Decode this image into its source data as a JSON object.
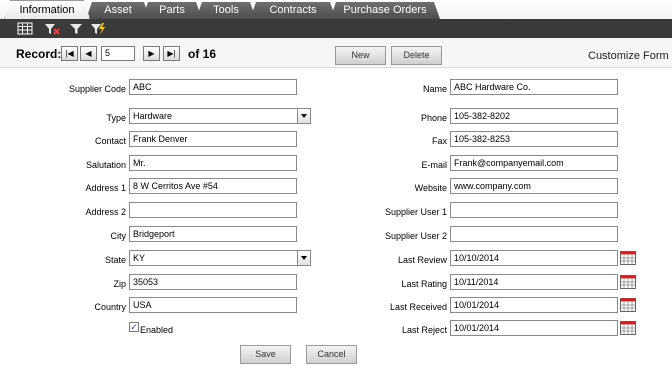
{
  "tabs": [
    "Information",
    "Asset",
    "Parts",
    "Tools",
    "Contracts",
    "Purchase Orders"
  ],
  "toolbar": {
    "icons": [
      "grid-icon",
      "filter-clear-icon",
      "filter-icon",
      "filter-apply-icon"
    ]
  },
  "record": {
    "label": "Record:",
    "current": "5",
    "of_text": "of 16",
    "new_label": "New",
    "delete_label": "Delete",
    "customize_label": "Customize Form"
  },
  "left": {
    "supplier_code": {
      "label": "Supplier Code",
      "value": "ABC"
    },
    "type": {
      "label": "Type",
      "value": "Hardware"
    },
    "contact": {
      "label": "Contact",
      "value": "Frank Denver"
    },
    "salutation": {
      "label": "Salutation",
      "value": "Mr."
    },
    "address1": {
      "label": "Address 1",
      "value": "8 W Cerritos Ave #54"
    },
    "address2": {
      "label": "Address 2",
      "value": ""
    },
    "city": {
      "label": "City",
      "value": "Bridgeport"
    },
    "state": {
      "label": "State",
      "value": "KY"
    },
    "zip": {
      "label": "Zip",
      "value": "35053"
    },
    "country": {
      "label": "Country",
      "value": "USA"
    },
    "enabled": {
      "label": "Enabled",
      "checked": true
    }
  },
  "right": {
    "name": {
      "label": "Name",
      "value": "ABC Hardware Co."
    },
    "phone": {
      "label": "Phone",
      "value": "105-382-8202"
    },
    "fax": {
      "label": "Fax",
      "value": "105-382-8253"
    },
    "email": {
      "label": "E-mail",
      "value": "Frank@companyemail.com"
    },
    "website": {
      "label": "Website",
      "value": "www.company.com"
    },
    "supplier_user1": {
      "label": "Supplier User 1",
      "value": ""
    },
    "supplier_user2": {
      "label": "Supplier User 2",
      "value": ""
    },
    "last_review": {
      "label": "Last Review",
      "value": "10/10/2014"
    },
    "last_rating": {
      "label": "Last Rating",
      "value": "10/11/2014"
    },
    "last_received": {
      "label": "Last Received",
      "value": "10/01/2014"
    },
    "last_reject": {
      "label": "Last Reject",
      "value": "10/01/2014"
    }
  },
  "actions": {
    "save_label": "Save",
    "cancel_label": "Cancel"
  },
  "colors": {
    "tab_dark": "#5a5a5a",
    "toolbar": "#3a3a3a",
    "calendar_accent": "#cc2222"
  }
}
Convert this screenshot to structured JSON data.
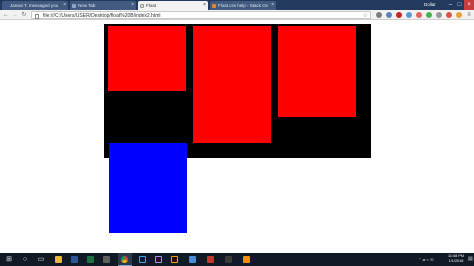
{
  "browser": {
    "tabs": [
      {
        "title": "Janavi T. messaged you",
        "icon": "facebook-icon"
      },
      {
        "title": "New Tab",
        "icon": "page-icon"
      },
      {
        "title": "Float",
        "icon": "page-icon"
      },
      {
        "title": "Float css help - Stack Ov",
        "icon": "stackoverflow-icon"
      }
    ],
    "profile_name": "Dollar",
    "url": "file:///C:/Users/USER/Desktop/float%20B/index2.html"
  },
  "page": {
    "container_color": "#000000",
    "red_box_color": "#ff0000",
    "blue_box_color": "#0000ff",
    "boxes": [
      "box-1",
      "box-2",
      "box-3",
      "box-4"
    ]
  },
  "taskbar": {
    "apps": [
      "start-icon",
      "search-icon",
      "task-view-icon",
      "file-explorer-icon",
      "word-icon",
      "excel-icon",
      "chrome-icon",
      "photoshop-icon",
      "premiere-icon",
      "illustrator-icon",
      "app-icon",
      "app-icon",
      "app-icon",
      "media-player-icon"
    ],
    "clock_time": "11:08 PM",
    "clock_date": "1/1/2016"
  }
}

» **Exercise task**
Set down every entry word for word, but omit the pictures.

» **Solution**
Decode this image into its source data as a JSON object.
{
  "tabs": [
    "Information",
    "Asset",
    "Parts",
    "Tools",
    "Contracts",
    "Purchase Orders"
  ],
  "toolbar": {
    "icons": [
      "grid-icon",
      "filter-clear-icon",
      "filter-icon",
      "filter-apply-icon"
    ]
  },
  "record": {
    "label": "Record:",
    "current": "5",
    "of_text": "of 16",
    "new_label": "New",
    "delete_label": "Delete",
    "customize_label": "Customize Form"
  },
  "left": {
    "supplier_code": {
      "label": "Supplier Code",
      "value": "ABC"
    },
    "type": {
      "label": "Type",
      "value": "Hardware"
    },
    "contact": {
      "label": "Contact",
      "value": "Frank Denver"
    },
    "salutation": {
      "label": "Salutation",
      "value": "Mr."
    },
    "address1": {
      "label": "Address 1",
      "value": "8 W Cerritos Ave #54"
    },
    "address2": {
      "label": "Address 2",
      "value": ""
    },
    "city": {
      "label": "City",
      "value": "Bridgeport"
    },
    "state": {
      "label": "State",
      "value": "KY"
    },
    "zip": {
      "label": "Zip",
      "value": "35053"
    },
    "country": {
      "label": "Country",
      "value": "USA"
    },
    "enabled": {
      "label": "Enabled",
      "checked": true
    }
  },
  "right": {
    "name": {
      "label": "Name",
      "value": "ABC Hardware Co."
    },
    "phone": {
      "label": "Phone",
      "value": "105-382-8202"
    },
    "fax": {
      "label": "Fax",
      "value": "105-382-8253"
    },
    "email": {
      "label": "E-mail",
      "value": "Frank@companyemail.com"
    },
    "website": {
      "label": "Website",
      "value": "www.company.com"
    },
    "supplier_user1": {
      "label": "Supplier User 1",
      "value": ""
    },
    "supplier_user2": {
      "label": "Supplier User 2",
      "value": ""
    },
    "last_review": {
      "label": "Last Review",
      "value": "10/10/2014"
    },
    "last_rating": {
      "label": "Last Rating",
      "value": "10/11/2014"
    },
    "last_received": {
      "label": "Last Received",
      "value": "10/01/2014"
    },
    "last_reject": {
      "label": "Last Reject",
      "value": "10/01/2014"
    }
  },
  "actions": {
    "save_label": "Save",
    "cancel_label": "Cancel"
  },
  "colors": {
    "tab_dark": "#5a5a5a",
    "toolbar": "#3a3a3a",
    "calendar_accent": "#cc2222"
  }
}
Convert this screenshot to structured JSON data.
{
  "browser": {
    "tabs": [
      {
        "title": "Janavi T. messaged you",
        "icon": "facebook-icon"
      },
      {
        "title": "New Tab",
        "icon": "page-icon"
      },
      {
        "title": "Float",
        "icon": "page-icon"
      },
      {
        "title": "Float css help - Stack Ov",
        "icon": "stackoverflow-icon"
      }
    ],
    "profile_name": "Dollar",
    "url": "file:///C:/Users/USER/Desktop/float%20B/index2.html"
  },
  "page": {
    "container_color": "#000000",
    "red_box_color": "#ff0000",
    "blue_box_color": "#0000ff",
    "boxes": [
      "box-1",
      "box-2",
      "box-3",
      "box-4"
    ]
  },
  "taskbar": {
    "apps": [
      "start-icon",
      "search-icon",
      "task-view-icon",
      "file-explorer-icon",
      "word-icon",
      "excel-icon",
      "chrome-icon",
      "photoshop-icon",
      "premiere-icon",
      "illustrator-icon",
      "app-icon",
      "app-icon",
      "app-icon",
      "media-player-icon"
    ],
    "clock_time": "11:08 PM",
    "clock_date": "1/1/2016"
  }
}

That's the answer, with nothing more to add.